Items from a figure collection
--

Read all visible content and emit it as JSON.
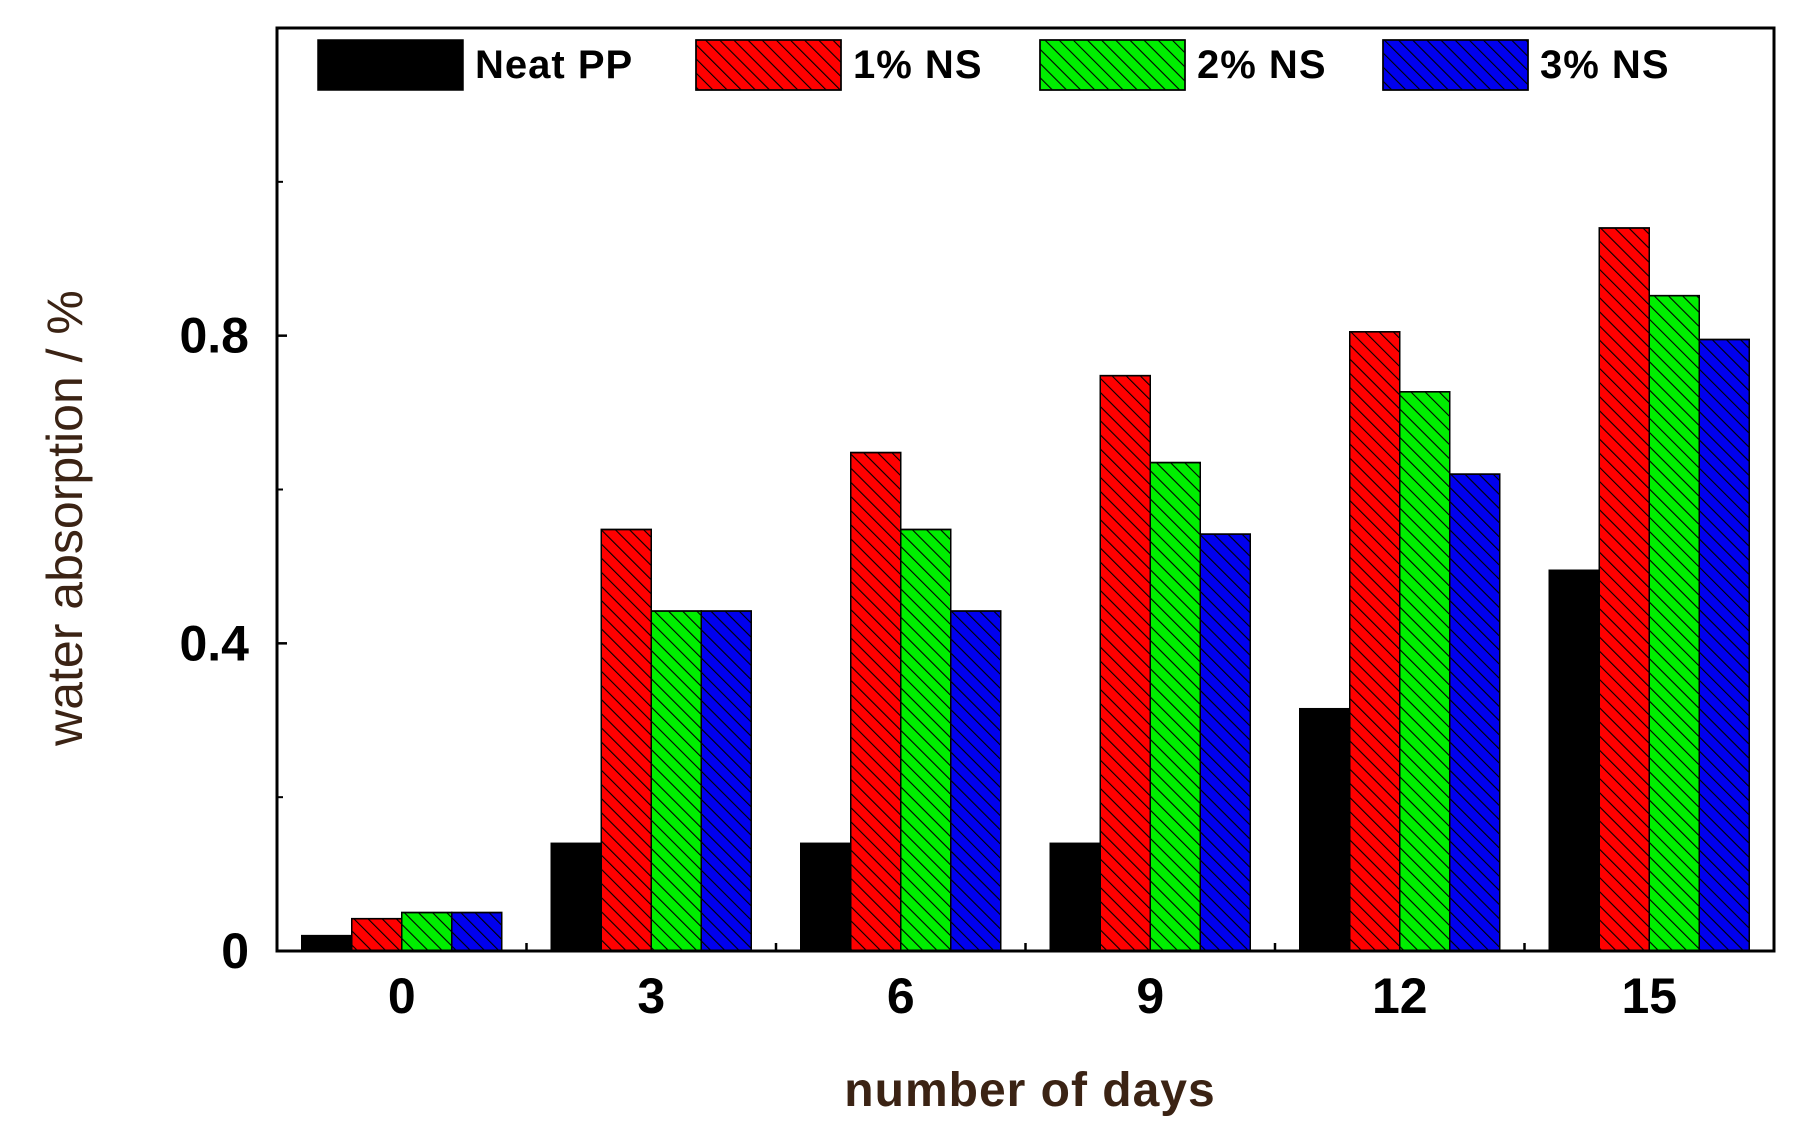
{
  "chart_data": {
    "type": "bar",
    "title": "",
    "xlabel": "number of days",
    "ylabel": "water absorption / %",
    "categories": [
      "0",
      "3",
      "6",
      "9",
      "12",
      "15"
    ],
    "ylim": [
      0,
      1.2
    ],
    "yticks": [
      0,
      0.4,
      0.8
    ],
    "ytick_labels": [
      "0",
      "0.4",
      "0.8"
    ],
    "grid": false,
    "legend_position": "top",
    "series": [
      {
        "name": "Neat PP",
        "color": "#000000",
        "hatch": false,
        "values": [
          0.02,
          0.14,
          0.14,
          0.14,
          0.315,
          0.495
        ]
      },
      {
        "name": "1% NS",
        "color": "#ff0000",
        "hatch": true,
        "values": [
          0.042,
          0.548,
          0.648,
          0.748,
          0.805,
          0.94
        ]
      },
      {
        "name": "2% NS",
        "color": "#00ee00",
        "hatch": true,
        "values": [
          0.05,
          0.442,
          0.548,
          0.635,
          0.727,
          0.852
        ]
      },
      {
        "name": "3% NS",
        "color": "#0000ee",
        "hatch": true,
        "values": [
          0.05,
          0.442,
          0.442,
          0.542,
          0.62,
          0.795
        ]
      }
    ]
  }
}
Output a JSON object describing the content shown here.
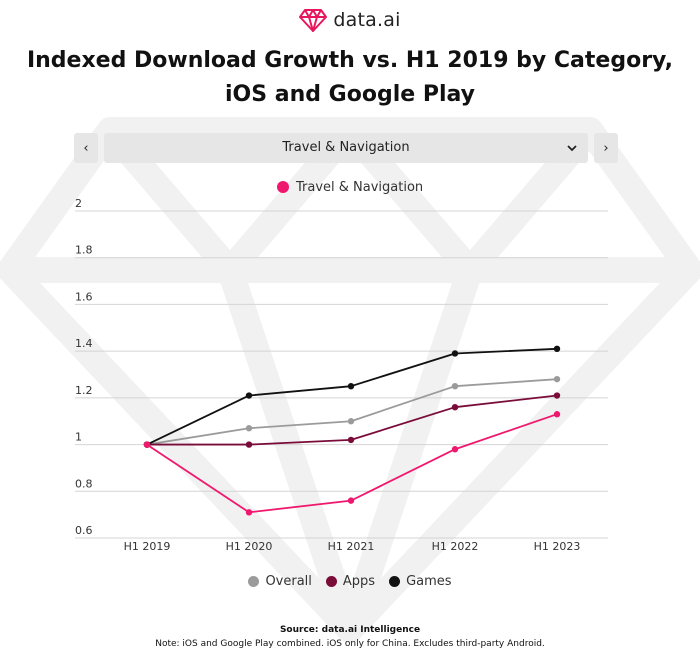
{
  "brand": {
    "name": "data.ai"
  },
  "title_line1": "Indexed Download Growth vs. H1 2019 by Category,",
  "title_line2": "iOS and Google Play",
  "selector": {
    "prev_label": "‹",
    "next_label": "›",
    "selected": "Travel & Navigation",
    "caret": "⌄"
  },
  "source": "Source: data.ai Intelligence",
  "note": "Note: iOS and Google Play combined. iOS only for China. Excludes third-party Android.",
  "colors": {
    "travel": "#f0186e",
    "overall": "#9b9b9b",
    "apps": "#7a0c3a",
    "games": "#111111",
    "grid": "#d4d4d4",
    "watermark": "#f1f1f1"
  },
  "chart_data": {
    "type": "line",
    "categories": [
      "H1 2019",
      "H1 2020",
      "H1 2021",
      "H1 2022",
      "H1 2023"
    ],
    "y_ticks": [
      "2",
      "1.8",
      "1.6",
      "1.4",
      "1.2",
      "1",
      "0.8",
      "0.6"
    ],
    "ylim": [
      0.6,
      2.0
    ],
    "grid": true,
    "legend_top": "Travel & Navigation",
    "legend_bottom": [
      "Overall",
      "Apps",
      "Games"
    ],
    "series": [
      {
        "name": "Overall",
        "key": "overall",
        "values": [
          1.0,
          1.07,
          1.1,
          1.25,
          1.28
        ]
      },
      {
        "name": "Apps",
        "key": "apps",
        "values": [
          1.0,
          1.0,
          1.02,
          1.16,
          1.21
        ]
      },
      {
        "name": "Games",
        "key": "games",
        "values": [
          1.0,
          1.21,
          1.25,
          1.39,
          1.41
        ]
      },
      {
        "name": "Travel & Navigation",
        "key": "travel",
        "values": [
          1.0,
          0.71,
          0.76,
          0.98,
          1.13
        ]
      }
    ]
  }
}
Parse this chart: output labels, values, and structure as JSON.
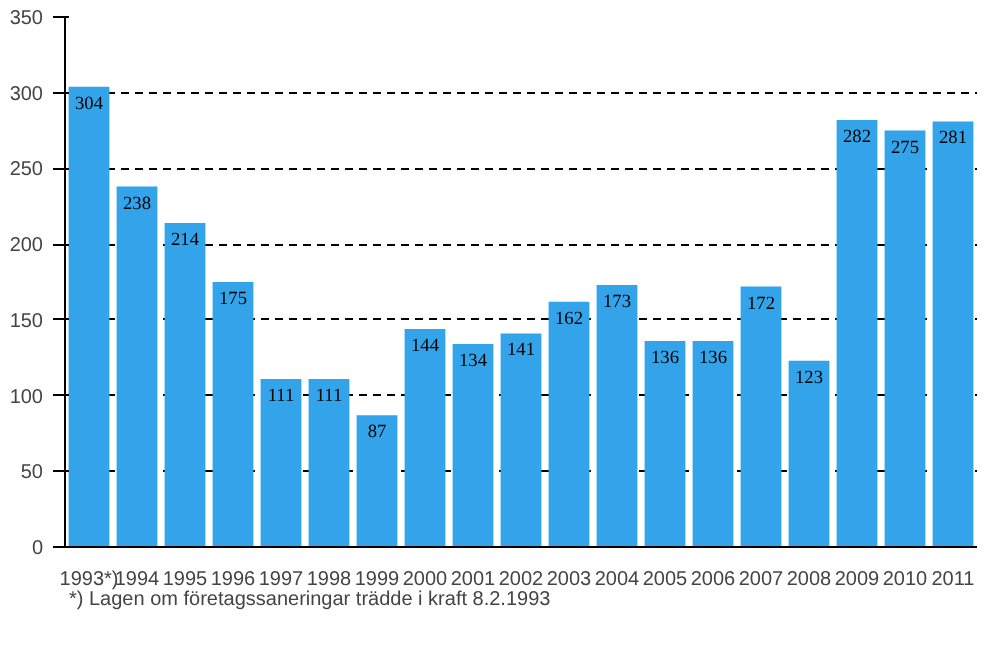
{
  "chart_data": {
    "type": "bar",
    "categories": [
      "1993*)",
      "1994",
      "1995",
      "1996",
      "1997",
      "1998",
      "1999",
      "2000",
      "2001",
      "2002",
      "2003",
      "2004",
      "2005",
      "2006",
      "2007",
      "2008",
      "2009",
      "2010",
      "2011"
    ],
    "values": [
      304,
      238,
      214,
      175,
      111,
      111,
      87,
      144,
      134,
      141,
      162,
      173,
      136,
      136,
      172,
      123,
      282,
      275,
      281
    ],
    "color": "#33a3ea",
    "ylim": [
      0,
      350
    ],
    "yticks": [
      0,
      50,
      100,
      150,
      200,
      250,
      300,
      350
    ],
    "grid": "y",
    "data_labels": true,
    "annotations": [
      "*) Lagen om företagssaneringar trädde i kraft 8.2.1993"
    ]
  }
}
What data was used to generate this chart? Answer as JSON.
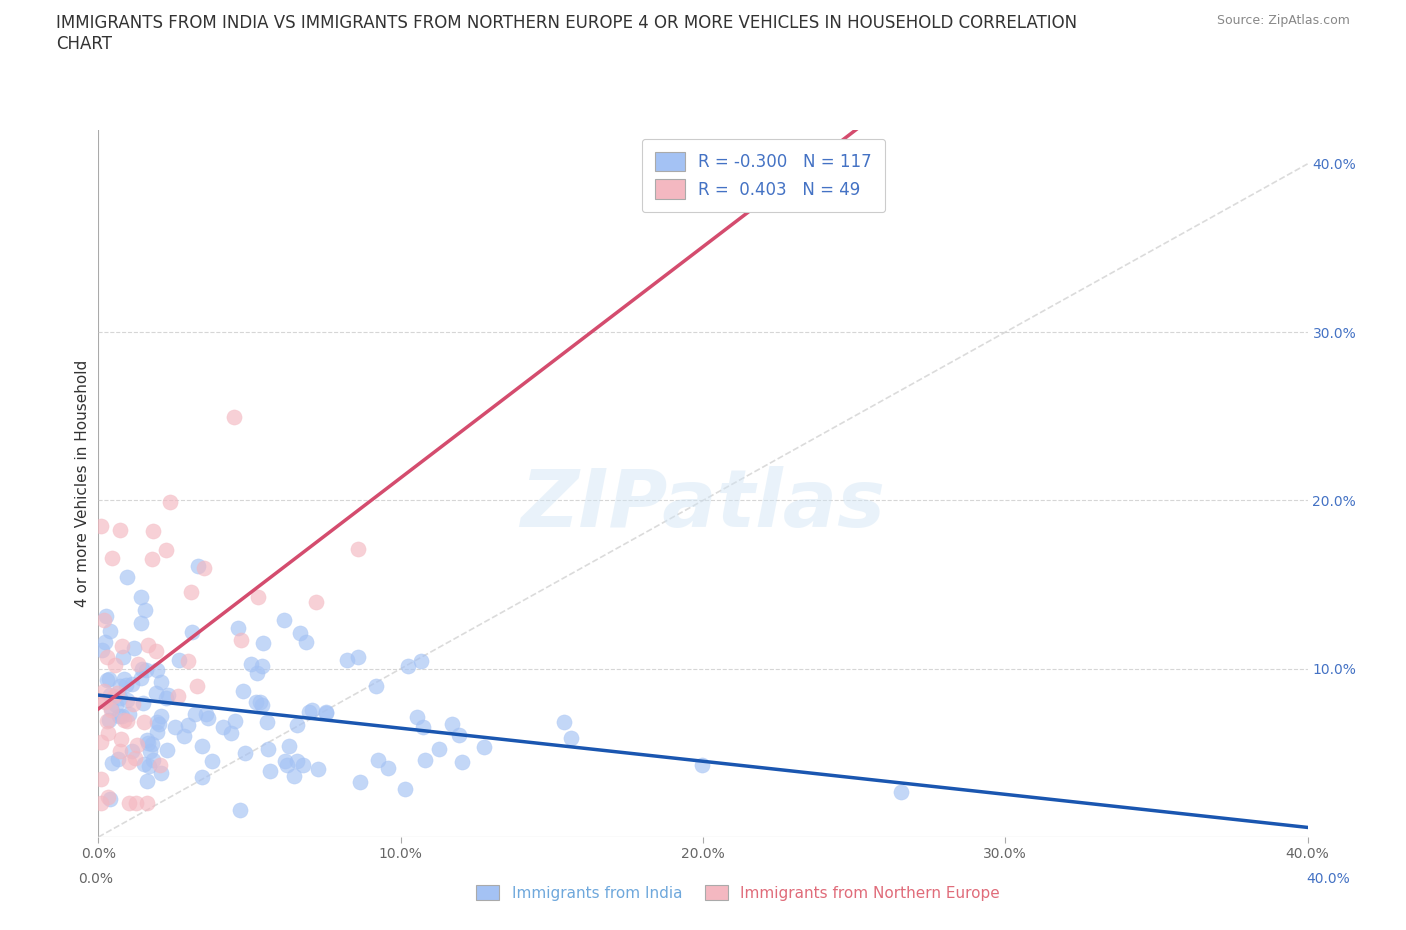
{
  "title_line1": "IMMIGRANTS FROM INDIA VS IMMIGRANTS FROM NORTHERN EUROPE 4 OR MORE VEHICLES IN HOUSEHOLD CORRELATION",
  "title_line2": "CHART",
  "source": "Source: ZipAtlas.com",
  "ylabel": "4 or more Vehicles in Household",
  "legend_label_1": "Immigrants from India",
  "legend_label_2": "Immigrants from Northern Europe",
  "r1": -0.3,
  "n1": 117,
  "r2": 0.403,
  "n2": 49,
  "color1": "#a4c2f4",
  "color2": "#f4b8c1",
  "trendline1_color": "#1a56b0",
  "trendline2_color": "#d44c6e",
  "refline_color": "#cccccc",
  "xlim": [
    0.0,
    0.4
  ],
  "ylim": [
    0.0,
    0.42
  ],
  "xticks": [
    0.0,
    0.1,
    0.2,
    0.3,
    0.4
  ],
  "yticks_right": [
    0.1,
    0.2,
    0.3,
    0.4
  ],
  "grid_color": "#cccccc",
  "background_color": "#ffffff",
  "watermark": "ZIPatlas",
  "title_fontsize": 12,
  "axis_label_fontsize": 11,
  "tick_fontsize": 10,
  "legend_fontsize": 12,
  "right_tick_color": "#4472c4",
  "bottom_label_color_1": "#6fa8dc",
  "bottom_label_color_2": "#f4b8c1"
}
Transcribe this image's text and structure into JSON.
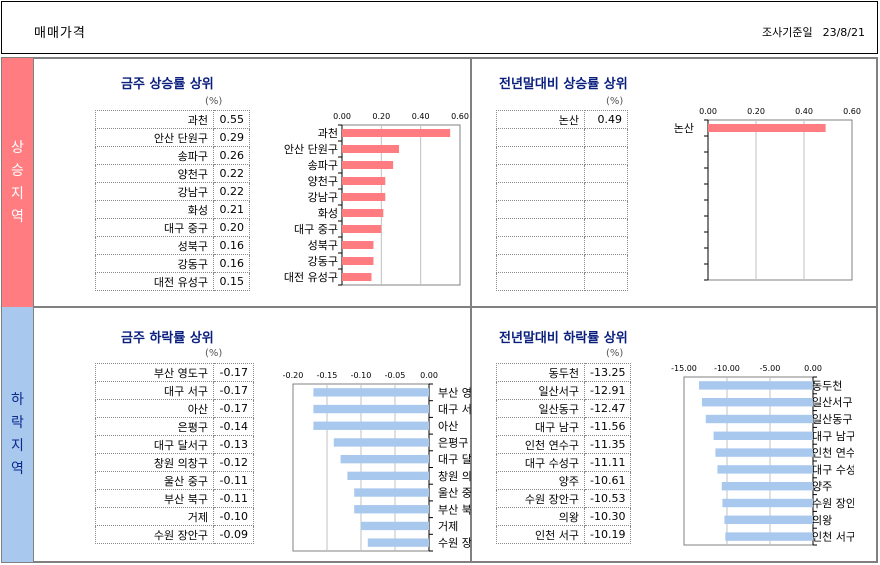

--

## Stated problem
Copy the material shown above in full and exactly. Skip the pictures.

## Exercise solution
Read all visible content and emit it as JSON.
{
  "chart_data": {
    "type": "bar",
    "title": "",
    "xlabel": "number of days",
    "ylabel": "water absorption / %",
    "categories": [
      "0",
      "3",
      "6",
      "9",
      "12",
      "15"
    ],
    "ylim": [
      0,
      1.2
    ],
    "yticks": [
      0,
      0.4,
      0.8
    ],
    "ytick_labels": [
      "0",
      "0.4",
      "0.8"
    ],
    "grid": false,
    "legend_position": "top",
    "series": [
      {
        "name": "Neat PP",
        "color": "#000000",
        "hatch": false,
        "values": [
          0.02,
          0.14,
          0.14,
          0.14,
          0.315,
          0.495
        ]
      },
      {
        "name": "1% NS",
        "color": "#ff0000",
        "hatch": true,
        "values": [
          0.042,
          0.548,
          0.648,
          0.748,
          0.805,
          0.94
        ]
      },
      {
        "name": "2% NS",
        "color": "#00ee00",
        "hatch": true,
        "values": [
          0.05,
          0.442,
          0.548,
          0.635,
          0.727,
          0.852
        ]
      },
      {
        "name": "3% NS",
        "color": "#0000ee",
        "hatch": true,
        "values": [
          0.05,
          0.442,
          0.442,
          0.542,
          0.62,
          0.795
        ]
      }
    ]
  }
}
Output a JSON object describing the content shown here.
{
  "brand": {
    "name": "data.ai"
  },
  "title_line1": "Indexed Download Growth vs. H1 2019 by Category,",
  "title_line2": "iOS and Google Play",
  "selector": {
    "prev_label": "‹",
    "next_label": "›",
    "selected": "Travel & Navigation",
    "caret": "⌄"
  },
  "source": "Source: data.ai Intelligence",
  "note": "Note: iOS and Google Play combined. iOS only for China. Excludes third-party Android.",
  "colors": {
    "travel": "#f0186e",
    "overall": "#9b9b9b",
    "apps": "#7a0c3a",
    "games": "#111111",
    "grid": "#d4d4d4",
    "watermark": "#f1f1f1"
  },
  "chart_data": {
    "type": "line",
    "categories": [
      "H1 2019",
      "H1 2020",
      "H1 2021",
      "H1 2022",
      "H1 2023"
    ],
    "y_ticks": [
      "2",
      "1.8",
      "1.6",
      "1.4",
      "1.2",
      "1",
      "0.8",
      "0.6"
    ],
    "ylim": [
      0.6,
      2.0
    ],
    "grid": true,
    "legend_top": "Travel & Navigation",
    "legend_bottom": [
      "Overall",
      "Apps",
      "Games"
    ],
    "series": [
      {
        "name": "Overall",
        "key": "overall",
        "values": [
          1.0,
          1.07,
          1.1,
          1.25,
          1.28
        ]
      },
      {
        "name": "Apps",
        "key": "apps",
        "values": [
          1.0,
          1.0,
          1.02,
          1.16,
          1.21
        ]
      },
      {
        "name": "Games",
        "key": "games",
        "values": [
          1.0,
          1.21,
          1.25,
          1.39,
          1.41
        ]
      },
      {
        "name": "Travel & Navigation",
        "key": "travel",
        "values": [
          1.0,
          0.71,
          0.76,
          0.98,
          1.13
        ]
      }
    ]
  }
}
Parse this chart: output labels, values, and structure as JSON.
{
  "chart_data": {
    "type": "bar",
    "categories": [
      "1993*)",
      "1994",
      "1995",
      "1996",
      "1997",
      "1998",
      "1999",
      "2000",
      "2001",
      "2002",
      "2003",
      "2004",
      "2005",
      "2006",
      "2007",
      "2008",
      "2009",
      "2010",
      "2011"
    ],
    "values": [
      304,
      238,
      214,
      175,
      111,
      111,
      87,
      144,
      134,
      141,
      162,
      173,
      136,
      136,
      172,
      123,
      282,
      275,
      281
    ],
    "color": "#33a3ea",
    "ylim": [
      0,
      350
    ],
    "yticks": [
      0,
      50,
      100,
      150,
      200,
      250,
      300,
      350
    ],
    "grid": "y",
    "data_labels": true,
    "annotations": [
      "*) Lagen om företagssaneringar trädde i kraft 8.2.1993"
    ]
  }
}
What data was used to generate this chart? Answer as JSON.
{
  "title_line1": "IMMIGRANTS FROM INDIA VS IMMIGRANTS FROM NORTHERN EUROPE 4 OR MORE VEHICLES IN HOUSEHOLD CORRELATION",
  "title_line2": "CHART",
  "source": "Source: ZipAtlas.com",
  "ylabel": "4 or more Vehicles in Household",
  "legend_label_1": "Immigrants from India",
  "legend_label_2": "Immigrants from Northern Europe",
  "r1": -0.3,
  "n1": 117,
  "r2": 0.403,
  "n2": 49,
  "color1": "#a4c2f4",
  "color2": "#f4b8c1",
  "trendline1_color": "#1a56b0",
  "trendline2_color": "#d44c6e",
  "refline_color": "#cccccc",
  "xlim": [
    0.0,
    0.4
  ],
  "ylim": [
    0.0,
    0.42
  ],
  "xticks": [
    0.0,
    0.1,
    0.2,
    0.3,
    0.4
  ],
  "yticks_right": [
    0.1,
    0.2,
    0.3,
    0.4
  ],
  "grid_color": "#cccccc",
  "background_color": "#ffffff",
  "watermark": "ZIPatlas",
  "title_fontsize": 12,
  "axis_label_fontsize": 11,
  "tick_fontsize": 10,
  "legend_fontsize": 12,
  "right_tick_color": "#4472c4",
  "bottom_label_color_1": "#6fa8dc",
  "bottom_label_color_2": "#f4b8c1"
}
Transcribe this image's text and structure into JSON.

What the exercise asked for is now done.